--- SOURCE RECORDS ---
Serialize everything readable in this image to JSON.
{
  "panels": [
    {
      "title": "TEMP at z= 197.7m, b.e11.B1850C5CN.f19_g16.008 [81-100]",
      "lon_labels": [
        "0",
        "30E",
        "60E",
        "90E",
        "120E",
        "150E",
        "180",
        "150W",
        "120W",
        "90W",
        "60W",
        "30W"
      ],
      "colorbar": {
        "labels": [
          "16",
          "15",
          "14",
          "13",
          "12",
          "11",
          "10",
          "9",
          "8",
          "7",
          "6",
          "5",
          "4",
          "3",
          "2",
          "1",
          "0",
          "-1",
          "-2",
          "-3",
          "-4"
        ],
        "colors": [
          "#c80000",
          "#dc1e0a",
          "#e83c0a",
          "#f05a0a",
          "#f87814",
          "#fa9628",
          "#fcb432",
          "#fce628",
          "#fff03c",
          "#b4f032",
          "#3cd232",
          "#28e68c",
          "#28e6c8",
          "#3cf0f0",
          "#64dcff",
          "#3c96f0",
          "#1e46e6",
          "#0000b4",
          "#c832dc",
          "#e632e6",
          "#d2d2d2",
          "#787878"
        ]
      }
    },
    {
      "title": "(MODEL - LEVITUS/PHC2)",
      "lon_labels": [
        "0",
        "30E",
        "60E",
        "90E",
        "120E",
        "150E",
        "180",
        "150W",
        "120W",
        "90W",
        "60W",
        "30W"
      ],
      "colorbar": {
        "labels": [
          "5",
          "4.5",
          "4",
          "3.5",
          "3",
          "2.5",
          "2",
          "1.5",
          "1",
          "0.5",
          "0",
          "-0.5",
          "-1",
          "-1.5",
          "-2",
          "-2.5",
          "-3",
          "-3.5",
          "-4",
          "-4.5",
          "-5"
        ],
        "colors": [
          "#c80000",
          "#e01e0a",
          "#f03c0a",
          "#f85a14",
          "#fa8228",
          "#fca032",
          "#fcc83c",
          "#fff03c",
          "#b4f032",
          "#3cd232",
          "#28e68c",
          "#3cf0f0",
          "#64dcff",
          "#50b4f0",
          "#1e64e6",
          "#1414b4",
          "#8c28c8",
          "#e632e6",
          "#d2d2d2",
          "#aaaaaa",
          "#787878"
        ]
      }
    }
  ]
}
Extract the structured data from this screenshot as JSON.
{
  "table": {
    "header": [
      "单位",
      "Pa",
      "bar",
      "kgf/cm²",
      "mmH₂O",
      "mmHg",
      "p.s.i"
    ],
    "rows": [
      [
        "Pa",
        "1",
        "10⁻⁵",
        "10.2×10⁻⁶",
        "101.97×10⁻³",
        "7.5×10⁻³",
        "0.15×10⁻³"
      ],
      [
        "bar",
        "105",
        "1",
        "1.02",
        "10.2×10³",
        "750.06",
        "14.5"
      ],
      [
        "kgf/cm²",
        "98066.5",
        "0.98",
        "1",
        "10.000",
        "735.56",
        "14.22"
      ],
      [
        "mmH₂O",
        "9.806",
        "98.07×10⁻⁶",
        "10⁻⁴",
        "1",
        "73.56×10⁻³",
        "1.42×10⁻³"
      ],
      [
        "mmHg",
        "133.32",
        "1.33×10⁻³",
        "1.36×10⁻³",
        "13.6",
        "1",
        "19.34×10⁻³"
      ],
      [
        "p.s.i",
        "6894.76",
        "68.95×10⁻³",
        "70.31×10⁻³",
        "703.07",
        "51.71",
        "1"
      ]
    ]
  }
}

--- GOAL ---
In full and verbatim, repeat the records given above.

--- FINAL RESULT ---
Serialize everything readable in this image to JSON.
{
  "panels": [
    {
      "title": "TEMP at z= 197.7m, b.e11.B1850C5CN.f19_g16.008 [81-100]",
      "lon_labels": [
        "0",
        "30E",
        "60E",
        "90E",
        "120E",
        "150E",
        "180",
        "150W",
        "120W",
        "90W",
        "60W",
        "30W"
      ],
      "colorbar": {
        "labels": [
          "16",
          "15",
          "14",
          "13",
          "12",
          "11",
          "10",
          "9",
          "8",
          "7",
          "6",
          "5",
          "4",
          "3",
          "2",
          "1",
          "0",
          "-1",
          "-2",
          "-3",
          "-4"
        ],
        "colors": [
          "#c80000",
          "#dc1e0a",
          "#e83c0a",
          "#f05a0a",
          "#f87814",
          "#fa9628",
          "#fcb432",
          "#fce628",
          "#fff03c",
          "#b4f032",
          "#3cd232",
          "#28e68c",
          "#28e6c8",
          "#3cf0f0",
          "#64dcff",
          "#3c96f0",
          "#1e46e6",
          "#0000b4",
          "#c832dc",
          "#e632e6",
          "#d2d2d2",
          "#787878"
        ]
      }
    },
    {
      "title": "(MODEL - LEVITUS/PHC2)",
      "lon_labels": [
        "0",
        "30E",
        "60E",
        "90E",
        "120E",
        "150E",
        "180",
        "150W",
        "120W",
        "90W",
        "60W",
        "30W"
      ],
      "colorbar": {
        "labels": [
          "5",
          "4.5",
          "4",
          "3.5",
          "3",
          "2.5",
          "2",
          "1.5",
          "1",
          "0.5",
          "0",
          "-0.5",
          "-1",
          "-1.5",
          "-2",
          "-2.5",
          "-3",
          "-3.5",
          "-4",
          "-4.5",
          "-5"
        ],
        "colors": [
          "#c80000",
          "#e01e0a",
          "#f03c0a",
          "#f85a14",
          "#fa8228",
          "#fca032",
          "#fcc83c",
          "#fff03c",
          "#b4f032",
          "#3cd232",
          "#28e68c",
          "#3cf0f0",
          "#64dcff",
          "#50b4f0",
          "#1e64e6",
          "#1414b4",
          "#8c28c8",
          "#e632e6",
          "#d2d2d2",
          "#aaaaaa",
          "#787878"
        ]
      }
    }
  ]
}
Extract the structured data from this screenshot as JSON.
{
  "table": {
    "header": [
      "单位",
      "Pa",
      "bar",
      "kgf/cm²",
      "mmH₂O",
      "mmHg",
      "p.s.i"
    ],
    "rows": [
      [
        "Pa",
        "1",
        "10⁻⁵",
        "10.2×10⁻⁶",
        "101.97×10⁻³",
        "7.5×10⁻³",
        "0.15×10⁻³"
      ],
      [
        "bar",
        "105",
        "1",
        "1.02",
        "10.2×10³",
        "750.06",
        "14.5"
      ],
      [
        "kgf/cm²",
        "98066.5",
        "0.98",
        "1",
        "10.000",
        "735.56",
        "14.22"
      ],
      [
        "mmH₂O",
        "9.806",
        "98.07×10⁻⁶",
        "10⁻⁴",
        "1",
        "73.56×10⁻³",
        "1.42×10⁻³"
      ],
      [
        "mmHg",
        "133.32",
        "1.33×10⁻³",
        "1.36×10⁻³",
        "13.6",
        "1",
        "19.34×10⁻³"
      ],
      [
        "p.s.i",
        "6894.76",
        "68.95×10⁻³",
        "70.31×10⁻³",
        "703.07",
        "51.71",
        "1"
      ]
    ]
  }
}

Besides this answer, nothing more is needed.